- [What is required]
State how many lines in these records contain the word "image", and nothing else.

-- BEGIN Record set --

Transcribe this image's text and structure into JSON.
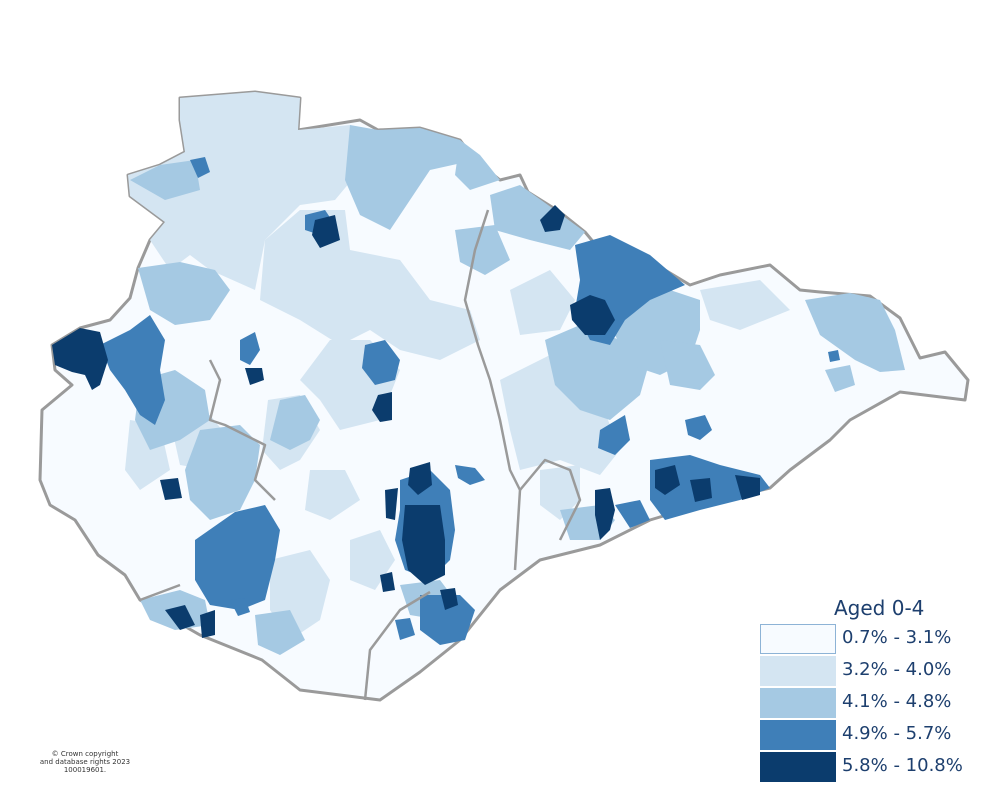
{
  "legend": {
    "title": "Aged 0-4",
    "classes": [
      {
        "label": "0.7% - 3.1%",
        "color": "#f7fbff"
      },
      {
        "label": "3.2% - 4.0%",
        "color": "#d4e5f2"
      },
      {
        "label": "4.1% - 4.8%",
        "color": "#a5c9e3"
      },
      {
        "label": "4.9% - 5.7%",
        "color": "#3f7fb8"
      },
      {
        "label": "5.8% - 10.8%",
        "color": "#0b3c6d"
      }
    ]
  },
  "copyright": {
    "line1": "© Crown copyright",
    "line2": "and database rights 2023",
    "line3": "100019601."
  },
  "colors": {
    "boundary": "#9a9a9a"
  }
}
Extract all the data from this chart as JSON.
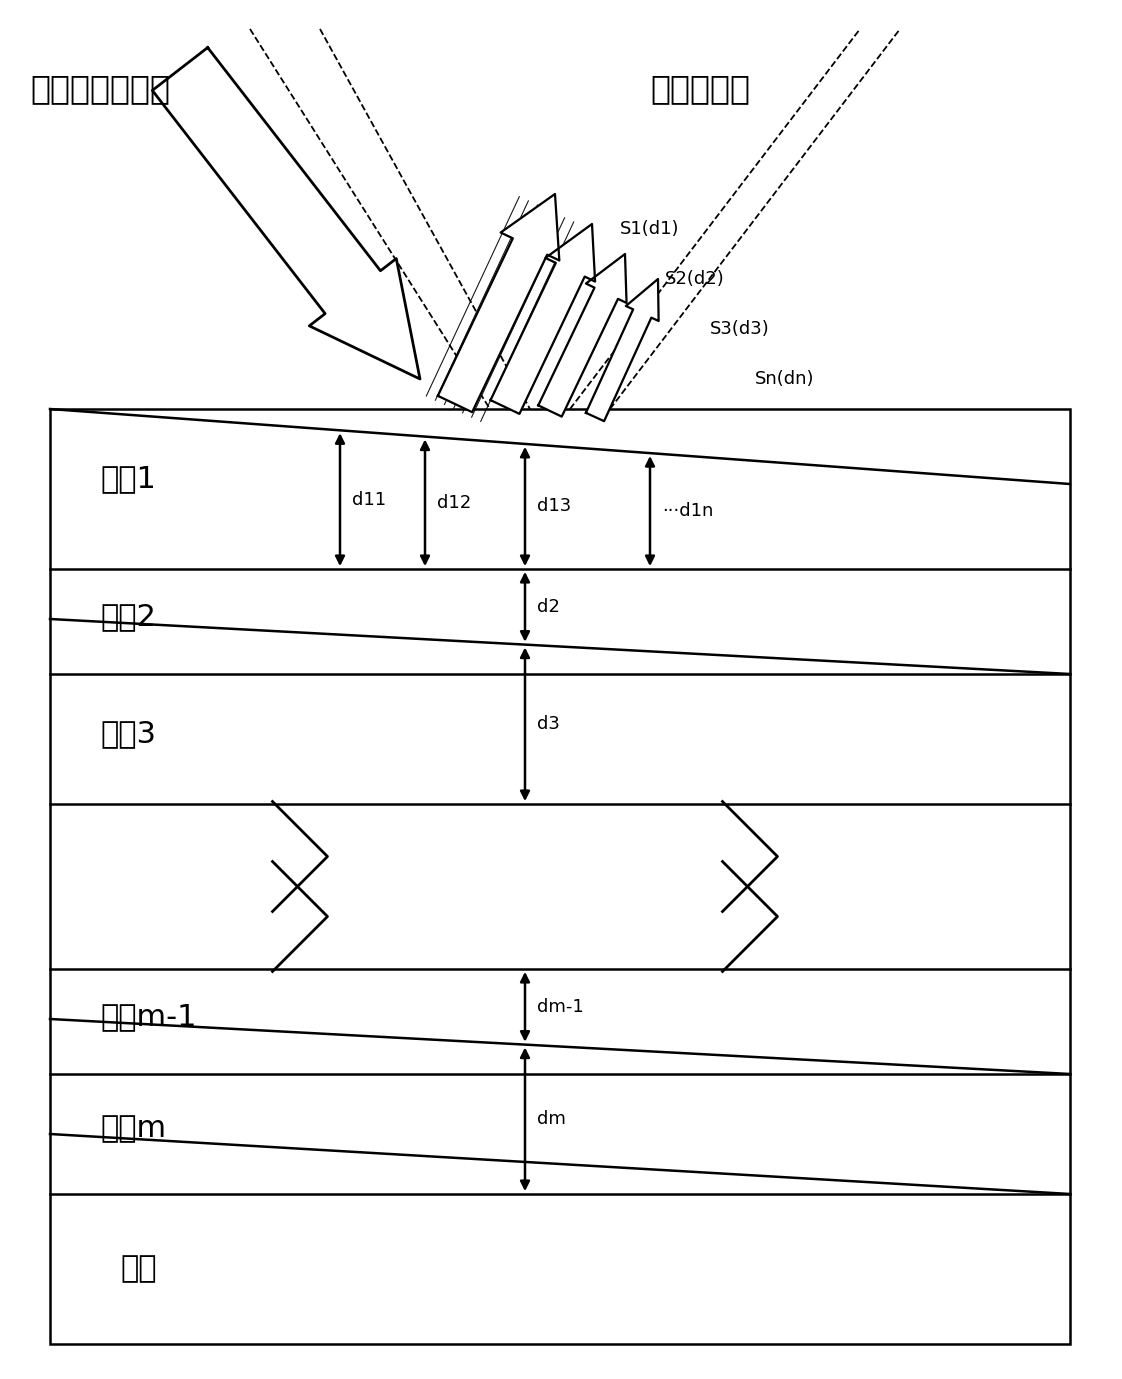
{
  "bg_color": "#ffffff",
  "text_color": "#000000",
  "label_incident": "入射完全偏振光",
  "label_thickness": "厚度不均匀",
  "label_film1": "薄膜1",
  "label_film2": "薄膜2",
  "label_film3": "薄膜3",
  "label_filmm1": "薄膜m-1",
  "label_filmm": "薄膜m",
  "label_substrate": "基底",
  "label_s1": "S1(d1)",
  "label_s2": "S2(d2)",
  "label_s3": "S3(d3)",
  "label_sn": "Sn(dn)",
  "label_d11": "d11",
  "label_d12": "d12",
  "label_d13": "d13",
  "label_d1n": "···d1n",
  "label_d2": "d2",
  "label_d3": "d3",
  "label_dm1": "dm-1",
  "label_dm": "dm",
  "figsize": [
    11.22,
    13.79
  ],
  "dpi": 100
}
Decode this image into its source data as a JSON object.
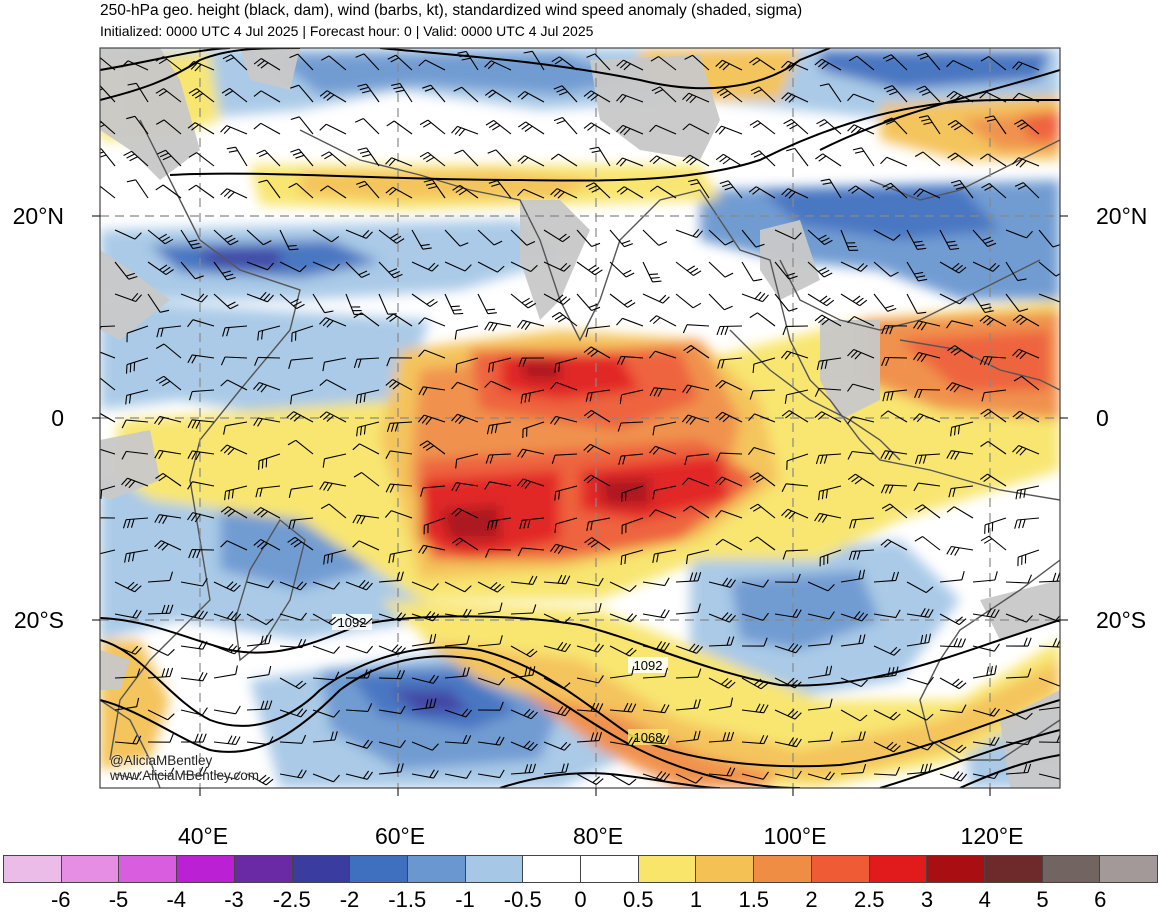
{
  "header": {
    "title": "250-hPa geo. height (black, dam), wind (barbs, kt), standardized wind speed anomaly (shaded, sigma)",
    "subtitle": "Initialized: 0000 UTC 4 Jul 2025 | Forecast hour: 0 | Valid: 0000 UTC 4 Jul 2025"
  },
  "map": {
    "region": "Indian Ocean and Maritime Continent",
    "lat_labels": {
      "n20": "20°N",
      "eq": "0",
      "s20": "20°S"
    },
    "lon_labels": {
      "e40": "40°E",
      "e60": "60°E",
      "e80": "80°E",
      "e100": "100°E",
      "e120": "120°E"
    },
    "contour_labels": {
      "c1": "1092",
      "c2": "1092",
      "c3": "1068"
    },
    "credit": {
      "line1": "@AliciaMBentley",
      "line2": "www.AliciaMBentley.com"
    }
  },
  "colorbar": {
    "colors": [
      "#ecbce9",
      "#e58ee4",
      "#d95ddf",
      "#bb20d4",
      "#6a2aa5",
      "#3a3ca0",
      "#3f6fbf",
      "#6b97d0",
      "#a6c8e6",
      "#ffffff",
      "#ffffff",
      "#f8e56a",
      "#f4c155",
      "#f08d45",
      "#ee5b35",
      "#e11b1b",
      "#a80e12",
      "#6e2a2a",
      "#726461",
      "#a39998"
    ],
    "labels": [
      "-6",
      "-5",
      "-4",
      "-3",
      "-2.5",
      "-2",
      "-1.5",
      "-1",
      "-0.5",
      "0",
      "0.5",
      "1",
      "1.5",
      "2",
      "2.5",
      "3",
      "4",
      "5",
      "6"
    ]
  }
}
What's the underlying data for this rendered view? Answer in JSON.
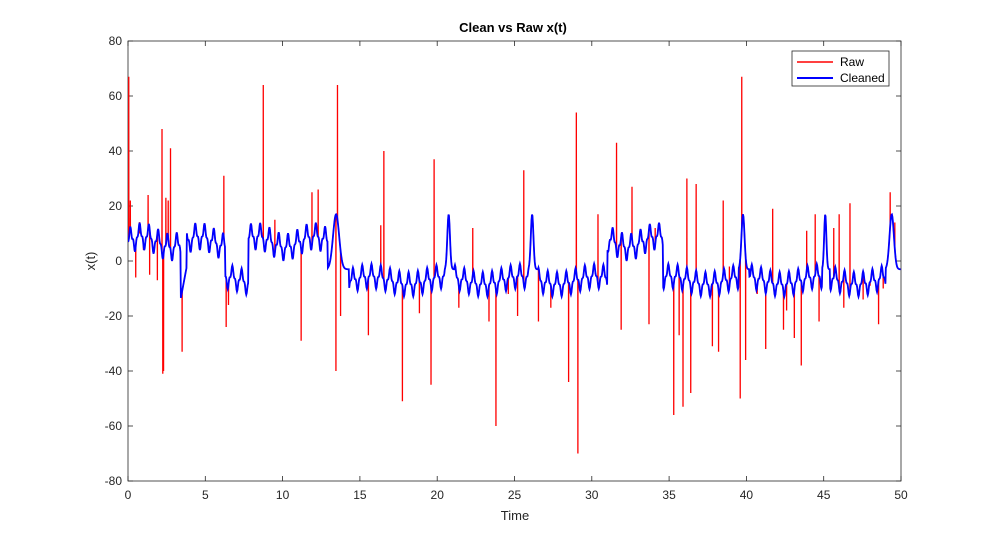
{
  "chart_data": {
    "type": "line",
    "title": "Clean vs Raw x(t)",
    "xlabel": "Time",
    "ylabel": "x(t)",
    "xlim": [
      0,
      50
    ],
    "ylim": [
      -80,
      80
    ],
    "xticks": [
      "0",
      "5",
      "10",
      "15",
      "20",
      "25",
      "30",
      "35",
      "40",
      "45",
      "50"
    ],
    "yticks": [
      "80",
      "60",
      "40",
      "20",
      "0",
      "-20",
      "-40",
      "-60",
      "-80"
    ],
    "grid": false,
    "legend_position": "top-right",
    "series": [
      {
        "name": "Raw",
        "color": "#ff0000",
        "spikes": [
          [
            0.05,
            67
          ],
          [
            0.15,
            22
          ],
          [
            0.35,
            8
          ],
          [
            0.5,
            -6
          ],
          [
            0.75,
            10
          ],
          [
            1.0,
            4
          ],
          [
            1.3,
            24
          ],
          [
            1.4,
            -5
          ],
          [
            1.9,
            -7
          ],
          [
            2.2,
            48
          ],
          [
            2.25,
            -41
          ],
          [
            2.3,
            -40
          ],
          [
            2.45,
            23
          ],
          [
            2.6,
            22
          ],
          [
            2.75,
            41
          ],
          [
            3.5,
            -33
          ],
          [
            6.2,
            31
          ],
          [
            6.35,
            -24
          ],
          [
            6.5,
            -16
          ],
          [
            8.75,
            64
          ],
          [
            9.5,
            15
          ],
          [
            11.2,
            -29
          ],
          [
            11.9,
            25
          ],
          [
            12.3,
            26
          ],
          [
            13.45,
            -40
          ],
          [
            13.55,
            64
          ],
          [
            13.75,
            -20
          ],
          [
            15.55,
            -27
          ],
          [
            16.35,
            13
          ],
          [
            16.55,
            40
          ],
          [
            17.75,
            -51
          ],
          [
            18.85,
            -19
          ],
          [
            19.6,
            -45
          ],
          [
            19.8,
            37
          ],
          [
            21.4,
            -17
          ],
          [
            22.3,
            12
          ],
          [
            23.35,
            -22
          ],
          [
            23.8,
            -60
          ],
          [
            24.6,
            -12
          ],
          [
            25.2,
            -20
          ],
          [
            25.6,
            33
          ],
          [
            26.55,
            -22
          ],
          [
            27.35,
            -17
          ],
          [
            28.5,
            -44
          ],
          [
            29.0,
            54
          ],
          [
            29.1,
            -70
          ],
          [
            30.4,
            17
          ],
          [
            31.6,
            43
          ],
          [
            31.9,
            -25
          ],
          [
            32.6,
            27
          ],
          [
            33.7,
            -23
          ],
          [
            34.1,
            12
          ],
          [
            35.3,
            -56
          ],
          [
            35.65,
            -27
          ],
          [
            35.9,
            -53
          ],
          [
            36.15,
            30
          ],
          [
            36.4,
            -48
          ],
          [
            36.75,
            28
          ],
          [
            37.8,
            -31
          ],
          [
            38.2,
            -33
          ],
          [
            38.5,
            22
          ],
          [
            38.9,
            -2
          ],
          [
            39.6,
            -50
          ],
          [
            39.7,
            67
          ],
          [
            39.95,
            -36
          ],
          [
            40.7,
            -12
          ],
          [
            41.25,
            -32
          ],
          [
            41.7,
            19
          ],
          [
            42.4,
            -25
          ],
          [
            42.6,
            -18
          ],
          [
            43.1,
            -28
          ],
          [
            43.55,
            -38
          ],
          [
            43.9,
            11
          ],
          [
            44.45,
            17
          ],
          [
            44.7,
            -22
          ],
          [
            45.65,
            12
          ],
          [
            46.0,
            17
          ],
          [
            46.3,
            -17
          ],
          [
            46.7,
            21
          ],
          [
            47.55,
            -14
          ],
          [
            48.0,
            -9
          ],
          [
            48.55,
            -23
          ],
          [
            48.85,
            -10
          ],
          [
            49.3,
            25
          ],
          [
            49.6,
            14
          ]
        ]
      },
      {
        "name": "Cleaned",
        "color": "#0000ff",
        "segments": [
          {
            "from": 0.0,
            "to": 3.4,
            "regime": "positive"
          },
          {
            "from": 3.4,
            "to": 3.8,
            "regime": "transition-low"
          },
          {
            "from": 3.8,
            "to": 6.3,
            "regime": "positive"
          },
          {
            "from": 6.3,
            "to": 7.8,
            "regime": "negative"
          },
          {
            "from": 7.8,
            "to": 12.9,
            "regime": "positive"
          },
          {
            "from": 12.9,
            "to": 14.3,
            "regime": "transition-high"
          },
          {
            "from": 14.3,
            "to": 20.5,
            "regime": "negative"
          },
          {
            "from": 20.5,
            "to": 21.1,
            "regime": "transition-high"
          },
          {
            "from": 21.1,
            "to": 25.9,
            "regime": "negative"
          },
          {
            "from": 25.9,
            "to": 26.5,
            "regime": "transition-high"
          },
          {
            "from": 26.5,
            "to": 31.0,
            "regime": "negative"
          },
          {
            "from": 31.0,
            "to": 34.6,
            "regime": "positive"
          },
          {
            "from": 34.6,
            "to": 39.5,
            "regime": "negative"
          },
          {
            "from": 39.5,
            "to": 40.2,
            "regime": "transition-high"
          },
          {
            "from": 40.2,
            "to": 44.9,
            "regime": "negative"
          },
          {
            "from": 44.9,
            "to": 45.4,
            "regime": "transition-high"
          },
          {
            "from": 45.4,
            "to": 49.0,
            "regime": "negative"
          },
          {
            "from": 49.0,
            "to": 50.0,
            "regime": "transition-high"
          }
        ],
        "range": [
          -17,
          18
        ]
      }
    ]
  }
}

-- END Record set --

- [Right answer]
2